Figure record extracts
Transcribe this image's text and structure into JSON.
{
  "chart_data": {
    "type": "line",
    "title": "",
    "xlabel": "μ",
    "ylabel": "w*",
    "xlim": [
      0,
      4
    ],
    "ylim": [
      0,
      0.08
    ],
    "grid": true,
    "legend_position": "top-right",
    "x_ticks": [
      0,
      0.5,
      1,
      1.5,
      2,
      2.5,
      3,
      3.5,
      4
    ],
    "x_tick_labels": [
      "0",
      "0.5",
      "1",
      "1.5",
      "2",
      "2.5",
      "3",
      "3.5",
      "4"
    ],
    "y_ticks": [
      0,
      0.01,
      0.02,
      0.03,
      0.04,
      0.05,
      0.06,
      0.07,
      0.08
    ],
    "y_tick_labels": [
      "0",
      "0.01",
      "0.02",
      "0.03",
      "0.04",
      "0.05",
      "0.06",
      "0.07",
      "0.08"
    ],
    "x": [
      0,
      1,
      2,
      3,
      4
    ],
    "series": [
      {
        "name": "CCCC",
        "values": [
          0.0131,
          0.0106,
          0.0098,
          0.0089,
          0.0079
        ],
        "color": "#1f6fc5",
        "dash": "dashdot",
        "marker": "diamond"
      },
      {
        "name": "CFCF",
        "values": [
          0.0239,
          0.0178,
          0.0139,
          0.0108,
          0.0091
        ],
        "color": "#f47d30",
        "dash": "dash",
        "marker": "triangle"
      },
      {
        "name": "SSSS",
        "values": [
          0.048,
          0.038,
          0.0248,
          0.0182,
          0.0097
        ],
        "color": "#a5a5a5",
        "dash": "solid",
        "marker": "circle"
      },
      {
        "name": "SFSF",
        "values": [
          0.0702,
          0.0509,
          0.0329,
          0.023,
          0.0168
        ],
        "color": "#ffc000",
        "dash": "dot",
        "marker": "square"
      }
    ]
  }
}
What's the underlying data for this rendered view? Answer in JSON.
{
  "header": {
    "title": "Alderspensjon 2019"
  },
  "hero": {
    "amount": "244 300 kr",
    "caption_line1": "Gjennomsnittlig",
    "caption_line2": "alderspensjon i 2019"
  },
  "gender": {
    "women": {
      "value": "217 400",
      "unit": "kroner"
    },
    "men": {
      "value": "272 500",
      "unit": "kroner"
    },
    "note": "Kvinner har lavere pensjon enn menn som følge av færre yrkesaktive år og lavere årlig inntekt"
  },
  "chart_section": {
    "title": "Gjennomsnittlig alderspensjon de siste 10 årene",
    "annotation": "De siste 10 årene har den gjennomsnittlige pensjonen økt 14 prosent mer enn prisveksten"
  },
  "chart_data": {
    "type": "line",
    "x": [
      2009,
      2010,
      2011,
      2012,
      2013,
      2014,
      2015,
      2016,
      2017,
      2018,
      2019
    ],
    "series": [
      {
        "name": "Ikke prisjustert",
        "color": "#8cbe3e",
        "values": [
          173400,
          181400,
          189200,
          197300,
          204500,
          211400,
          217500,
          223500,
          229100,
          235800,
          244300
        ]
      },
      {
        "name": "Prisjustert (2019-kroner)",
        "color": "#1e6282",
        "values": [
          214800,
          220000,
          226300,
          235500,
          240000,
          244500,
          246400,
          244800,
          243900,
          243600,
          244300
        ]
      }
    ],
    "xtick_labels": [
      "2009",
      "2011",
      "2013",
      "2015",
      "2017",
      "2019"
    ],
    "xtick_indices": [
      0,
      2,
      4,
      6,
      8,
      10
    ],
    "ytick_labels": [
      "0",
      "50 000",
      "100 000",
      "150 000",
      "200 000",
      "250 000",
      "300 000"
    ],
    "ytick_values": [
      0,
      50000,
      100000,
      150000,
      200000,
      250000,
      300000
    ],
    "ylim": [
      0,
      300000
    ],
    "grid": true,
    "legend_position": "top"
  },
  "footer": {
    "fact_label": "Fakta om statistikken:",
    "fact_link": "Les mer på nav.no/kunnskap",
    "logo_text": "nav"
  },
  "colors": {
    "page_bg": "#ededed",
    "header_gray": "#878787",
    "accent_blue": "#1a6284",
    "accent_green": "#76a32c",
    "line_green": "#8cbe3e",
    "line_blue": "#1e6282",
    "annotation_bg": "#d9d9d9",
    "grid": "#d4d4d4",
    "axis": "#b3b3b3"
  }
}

> **Given problem**: Tally the lines above that contain the word "årene", and reply with only the number.

> **Output below**: 2